(Lines of data)

>>>

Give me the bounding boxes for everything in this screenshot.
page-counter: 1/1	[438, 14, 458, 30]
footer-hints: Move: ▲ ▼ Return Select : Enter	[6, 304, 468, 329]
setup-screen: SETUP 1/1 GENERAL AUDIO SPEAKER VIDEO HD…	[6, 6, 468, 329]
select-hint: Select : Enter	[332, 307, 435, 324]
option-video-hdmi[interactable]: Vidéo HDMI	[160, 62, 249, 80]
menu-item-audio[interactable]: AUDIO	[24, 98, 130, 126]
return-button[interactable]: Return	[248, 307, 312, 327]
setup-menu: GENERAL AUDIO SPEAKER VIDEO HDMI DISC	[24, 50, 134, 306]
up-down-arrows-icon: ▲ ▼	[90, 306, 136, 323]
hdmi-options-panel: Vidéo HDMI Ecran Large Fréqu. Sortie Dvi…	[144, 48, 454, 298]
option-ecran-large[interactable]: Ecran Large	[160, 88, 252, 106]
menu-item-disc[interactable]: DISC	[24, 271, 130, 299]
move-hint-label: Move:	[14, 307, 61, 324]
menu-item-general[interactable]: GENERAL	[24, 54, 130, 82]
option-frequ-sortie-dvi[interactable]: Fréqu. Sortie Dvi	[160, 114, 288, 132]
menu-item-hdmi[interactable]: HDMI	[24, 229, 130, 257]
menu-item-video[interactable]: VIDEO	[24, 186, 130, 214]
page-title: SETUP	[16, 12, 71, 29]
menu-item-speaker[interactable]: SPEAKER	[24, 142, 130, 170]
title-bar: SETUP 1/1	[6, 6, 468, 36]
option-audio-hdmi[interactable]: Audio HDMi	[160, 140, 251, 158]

<<<

EXERCISE:
Rewrite all the records, changing every "Vidéo HDMI" to "Video HDMI" and keeping everything else the same.

OUTPUT FOR THIS EXERCISE:
Give me the bounding boxes for everything in this screenshot.
page-counter: 1/1	[438, 14, 458, 30]
footer-hints: Move: ▲ ▼ Return Select : Enter	[6, 304, 468, 329]
setup-screen: SETUP 1/1 GENERAL AUDIO SPEAKER VIDEO HD…	[6, 6, 468, 329]
select-hint: Select : Enter	[332, 307, 435, 324]
option-video-hdmi[interactable]: Video HDMI	[160, 62, 249, 80]
menu-item-audio[interactable]: AUDIO	[24, 98, 130, 126]
return-button[interactable]: Return	[248, 307, 312, 327]
setup-menu: GENERAL AUDIO SPEAKER VIDEO HDMI DISC	[24, 50, 134, 306]
up-down-arrows-icon: ▲ ▼	[90, 306, 136, 323]
hdmi-options-panel: Video HDMI Ecran Large Fréqu. Sortie Dvi…	[144, 48, 454, 298]
option-ecran-large[interactable]: Ecran Large	[160, 88, 252, 106]
menu-item-disc[interactable]: DISC	[24, 271, 130, 299]
move-hint-label: Move:	[14, 307, 61, 324]
menu-item-general[interactable]: GENERAL	[24, 54, 130, 82]
option-frequ-sortie-dvi[interactable]: Fréqu. Sortie Dvi	[160, 114, 288, 132]
menu-item-hdmi[interactable]: HDMI	[24, 229, 130, 257]
menu-item-video[interactable]: VIDEO	[24, 186, 130, 214]
page-title: SETUP	[16, 12, 71, 29]
menu-item-speaker[interactable]: SPEAKER	[24, 142, 130, 170]
title-bar: SETUP 1/1	[6, 6, 468, 36]
option-audio-hdmi[interactable]: Audio HDMi	[160, 140, 251, 158]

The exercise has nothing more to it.